## Set problem
Scan the records for the string "icon"; copy each line where it occurs.

## Records from a dataset

* start *

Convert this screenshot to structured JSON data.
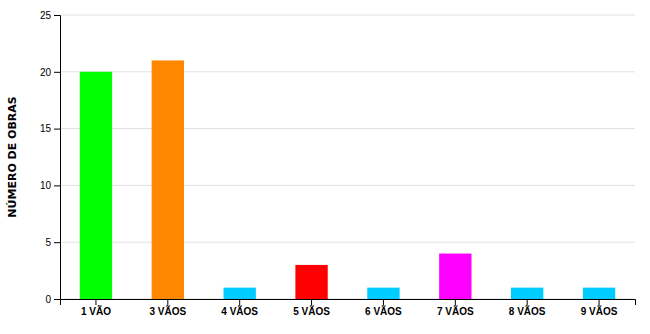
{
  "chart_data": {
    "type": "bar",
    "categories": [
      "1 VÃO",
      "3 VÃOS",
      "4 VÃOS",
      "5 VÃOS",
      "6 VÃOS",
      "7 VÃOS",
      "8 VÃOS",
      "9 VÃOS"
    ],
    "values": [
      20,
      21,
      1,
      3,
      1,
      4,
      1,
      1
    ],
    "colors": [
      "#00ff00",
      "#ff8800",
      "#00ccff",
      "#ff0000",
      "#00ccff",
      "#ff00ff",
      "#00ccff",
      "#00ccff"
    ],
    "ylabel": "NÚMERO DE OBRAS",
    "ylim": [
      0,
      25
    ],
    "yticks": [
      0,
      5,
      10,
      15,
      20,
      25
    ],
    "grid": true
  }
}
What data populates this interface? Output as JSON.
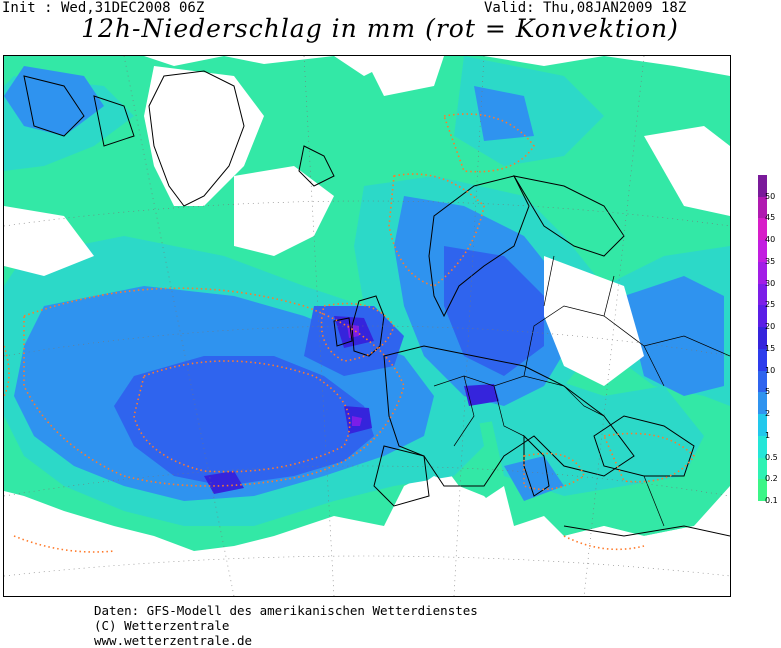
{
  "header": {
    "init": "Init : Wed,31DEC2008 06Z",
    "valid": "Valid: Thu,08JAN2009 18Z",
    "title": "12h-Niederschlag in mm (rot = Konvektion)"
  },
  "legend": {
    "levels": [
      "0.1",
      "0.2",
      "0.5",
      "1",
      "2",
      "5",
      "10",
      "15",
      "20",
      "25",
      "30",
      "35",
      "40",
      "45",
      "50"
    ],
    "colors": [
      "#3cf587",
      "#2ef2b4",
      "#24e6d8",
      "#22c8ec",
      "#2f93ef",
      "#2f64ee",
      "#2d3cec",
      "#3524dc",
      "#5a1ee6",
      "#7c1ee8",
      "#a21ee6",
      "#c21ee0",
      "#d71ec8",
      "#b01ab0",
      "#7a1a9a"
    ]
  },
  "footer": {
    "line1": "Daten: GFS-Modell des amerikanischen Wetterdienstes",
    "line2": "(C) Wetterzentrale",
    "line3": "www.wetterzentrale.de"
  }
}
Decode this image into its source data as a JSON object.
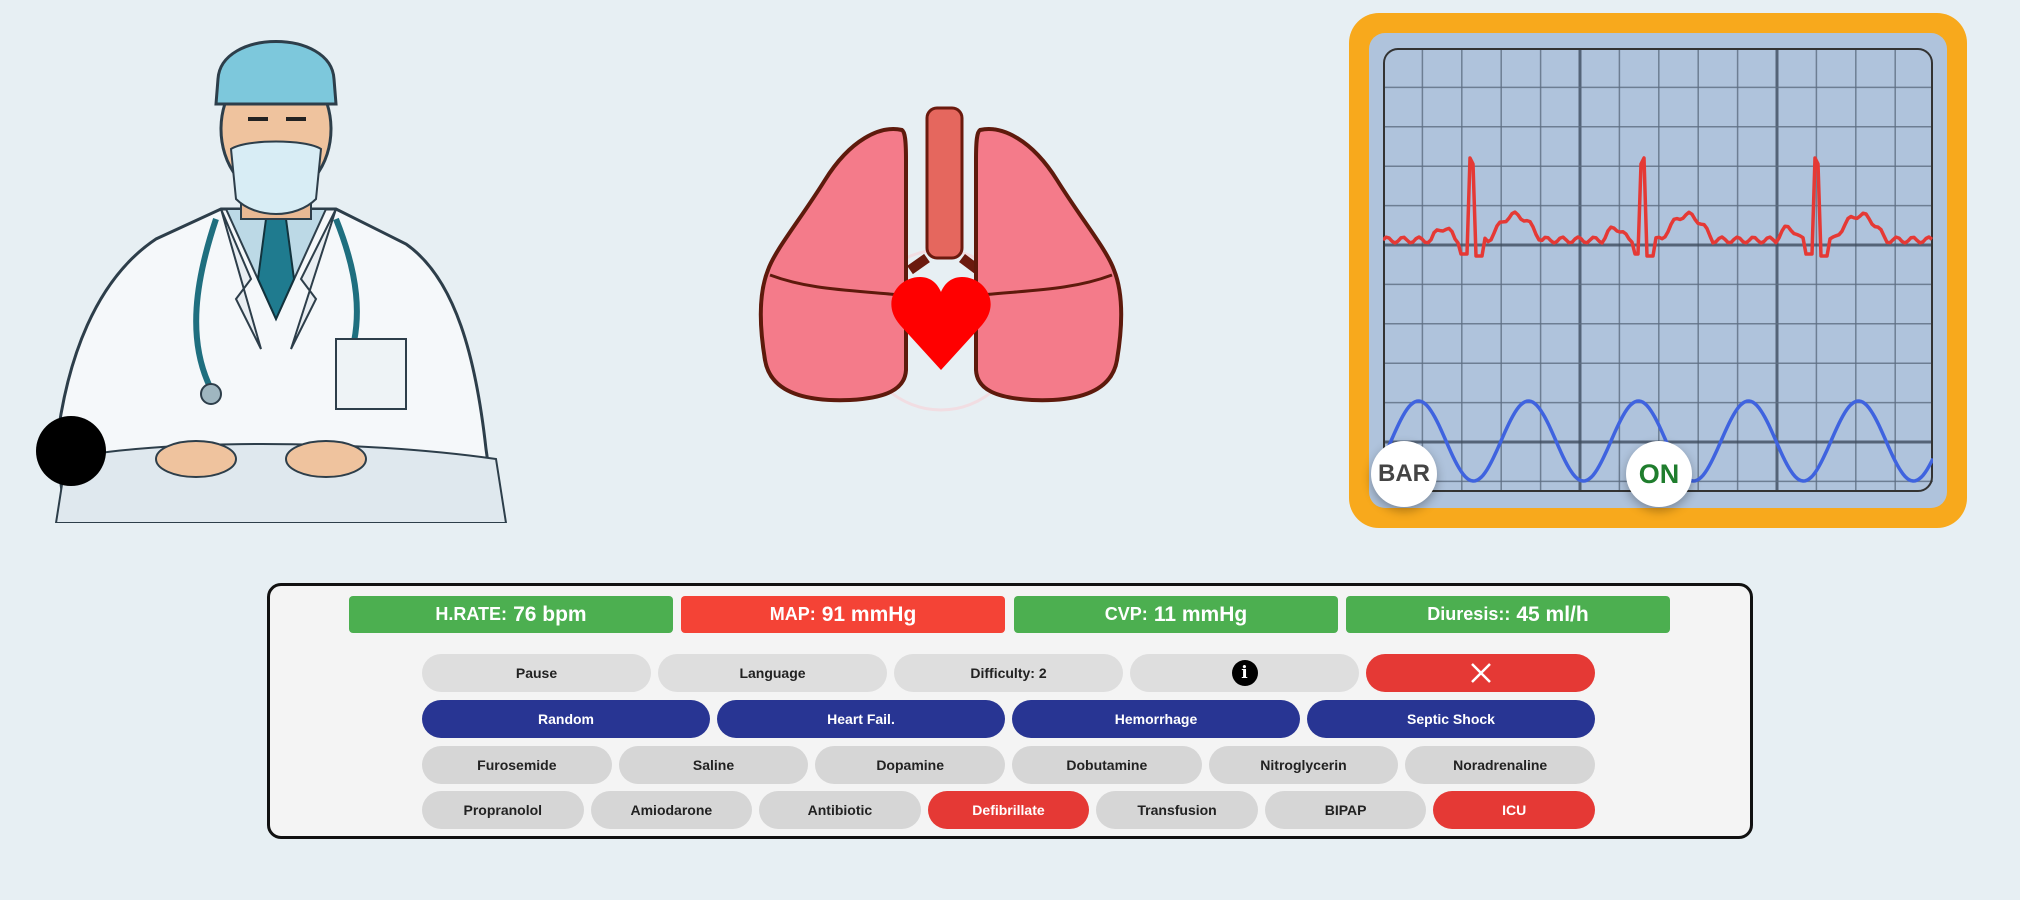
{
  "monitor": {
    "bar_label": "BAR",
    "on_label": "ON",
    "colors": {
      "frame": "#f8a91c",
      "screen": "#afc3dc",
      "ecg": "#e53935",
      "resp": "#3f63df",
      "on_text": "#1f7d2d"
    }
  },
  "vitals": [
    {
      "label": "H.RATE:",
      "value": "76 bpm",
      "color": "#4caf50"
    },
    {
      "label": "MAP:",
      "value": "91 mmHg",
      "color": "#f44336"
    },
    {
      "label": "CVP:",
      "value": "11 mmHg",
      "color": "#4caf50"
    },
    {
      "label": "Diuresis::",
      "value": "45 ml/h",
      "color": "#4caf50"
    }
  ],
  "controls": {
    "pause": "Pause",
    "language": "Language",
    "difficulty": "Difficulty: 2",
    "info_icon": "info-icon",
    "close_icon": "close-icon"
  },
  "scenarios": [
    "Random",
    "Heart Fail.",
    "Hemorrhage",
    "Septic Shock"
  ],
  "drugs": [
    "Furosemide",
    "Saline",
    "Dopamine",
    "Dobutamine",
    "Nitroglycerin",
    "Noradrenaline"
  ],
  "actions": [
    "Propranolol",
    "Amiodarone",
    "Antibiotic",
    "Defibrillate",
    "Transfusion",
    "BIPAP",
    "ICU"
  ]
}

* end *
* start *

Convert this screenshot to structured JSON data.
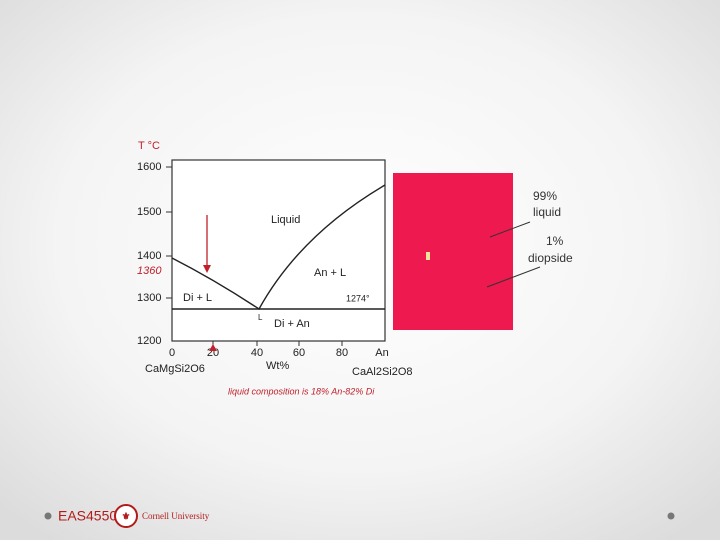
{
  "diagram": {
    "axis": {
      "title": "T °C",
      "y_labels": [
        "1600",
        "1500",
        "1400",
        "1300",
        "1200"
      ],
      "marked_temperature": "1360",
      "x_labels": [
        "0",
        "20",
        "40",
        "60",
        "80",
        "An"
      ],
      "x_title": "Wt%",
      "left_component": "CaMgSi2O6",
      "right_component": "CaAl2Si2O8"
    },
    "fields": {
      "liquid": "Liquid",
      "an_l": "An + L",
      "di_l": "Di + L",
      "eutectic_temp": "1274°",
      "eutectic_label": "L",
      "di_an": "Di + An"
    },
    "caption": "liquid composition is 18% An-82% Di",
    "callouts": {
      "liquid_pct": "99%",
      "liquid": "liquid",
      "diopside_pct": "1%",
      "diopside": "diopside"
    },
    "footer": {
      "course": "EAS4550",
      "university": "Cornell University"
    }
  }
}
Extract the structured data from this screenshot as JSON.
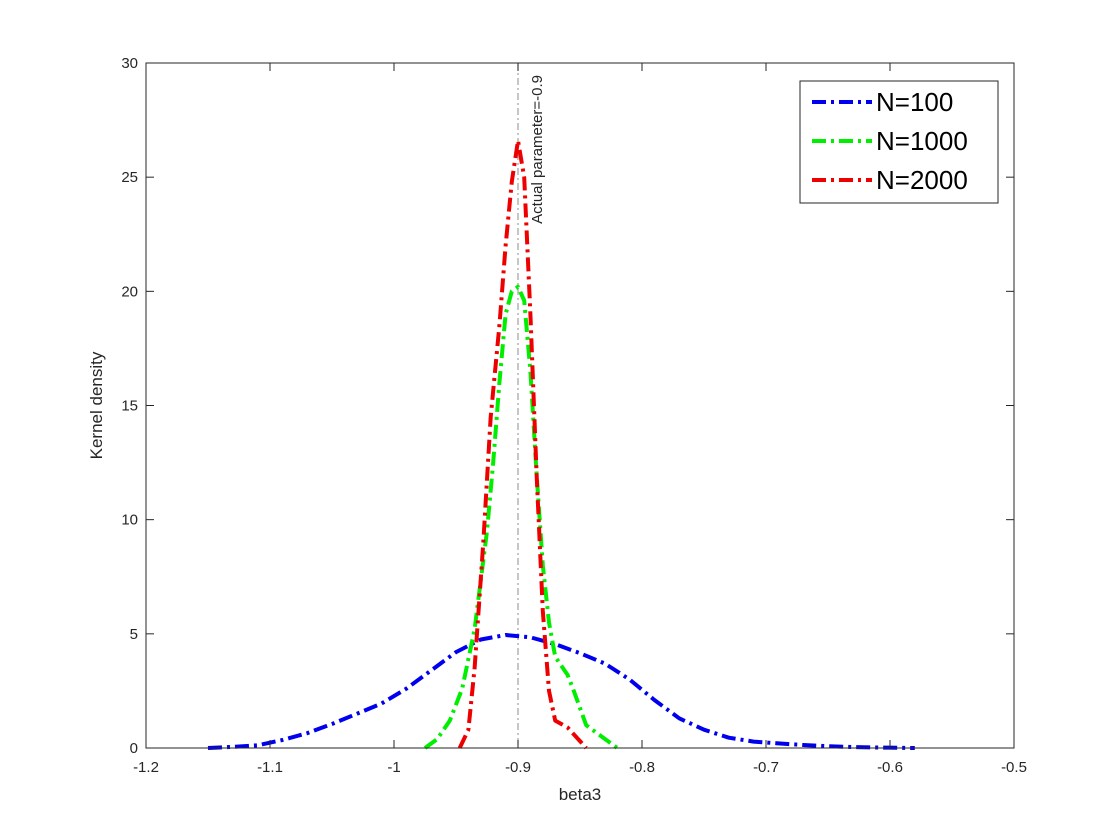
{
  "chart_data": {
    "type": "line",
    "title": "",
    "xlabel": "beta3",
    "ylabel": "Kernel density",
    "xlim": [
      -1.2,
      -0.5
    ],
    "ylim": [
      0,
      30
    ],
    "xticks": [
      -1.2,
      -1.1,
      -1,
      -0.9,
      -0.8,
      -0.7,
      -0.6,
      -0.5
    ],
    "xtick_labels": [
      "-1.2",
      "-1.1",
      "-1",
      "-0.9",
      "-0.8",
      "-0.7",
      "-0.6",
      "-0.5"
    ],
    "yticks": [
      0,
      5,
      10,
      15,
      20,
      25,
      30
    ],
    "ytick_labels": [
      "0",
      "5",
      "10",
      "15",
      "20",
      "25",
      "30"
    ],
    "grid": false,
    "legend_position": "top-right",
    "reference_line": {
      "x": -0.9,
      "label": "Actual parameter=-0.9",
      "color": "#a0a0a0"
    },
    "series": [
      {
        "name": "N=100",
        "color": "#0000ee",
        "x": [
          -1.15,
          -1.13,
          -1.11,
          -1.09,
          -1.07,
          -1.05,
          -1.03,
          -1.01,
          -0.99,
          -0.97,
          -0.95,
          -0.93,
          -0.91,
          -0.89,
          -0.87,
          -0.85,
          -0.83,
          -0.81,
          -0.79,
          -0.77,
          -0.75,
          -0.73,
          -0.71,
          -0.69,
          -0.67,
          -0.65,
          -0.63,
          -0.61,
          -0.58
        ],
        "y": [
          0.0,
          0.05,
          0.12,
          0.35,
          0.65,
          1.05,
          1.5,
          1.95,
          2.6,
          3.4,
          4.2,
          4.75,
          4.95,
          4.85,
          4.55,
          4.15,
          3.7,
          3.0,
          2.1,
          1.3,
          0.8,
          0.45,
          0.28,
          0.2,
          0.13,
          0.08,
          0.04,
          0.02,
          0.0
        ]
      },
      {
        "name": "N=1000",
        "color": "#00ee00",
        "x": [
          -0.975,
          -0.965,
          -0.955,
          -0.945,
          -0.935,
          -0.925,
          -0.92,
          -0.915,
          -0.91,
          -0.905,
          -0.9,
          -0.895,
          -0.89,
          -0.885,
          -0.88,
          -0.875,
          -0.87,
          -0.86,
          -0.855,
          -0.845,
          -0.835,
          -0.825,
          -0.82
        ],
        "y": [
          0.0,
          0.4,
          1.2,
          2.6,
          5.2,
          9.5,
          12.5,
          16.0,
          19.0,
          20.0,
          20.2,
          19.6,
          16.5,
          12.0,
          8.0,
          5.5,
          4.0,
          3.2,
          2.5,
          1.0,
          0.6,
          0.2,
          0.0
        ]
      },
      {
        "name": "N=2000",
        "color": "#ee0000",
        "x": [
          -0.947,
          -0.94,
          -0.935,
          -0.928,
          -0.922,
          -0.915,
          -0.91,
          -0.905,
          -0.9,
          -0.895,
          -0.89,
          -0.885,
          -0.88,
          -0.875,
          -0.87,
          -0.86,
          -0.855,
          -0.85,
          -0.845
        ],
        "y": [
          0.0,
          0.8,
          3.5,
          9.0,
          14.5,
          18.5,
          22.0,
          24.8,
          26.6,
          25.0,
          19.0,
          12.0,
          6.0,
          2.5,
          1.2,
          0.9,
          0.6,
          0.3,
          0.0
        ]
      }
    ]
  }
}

* end *

## Written solution
    "info_icon": "info-icon",
    "close_icon": "close-icon"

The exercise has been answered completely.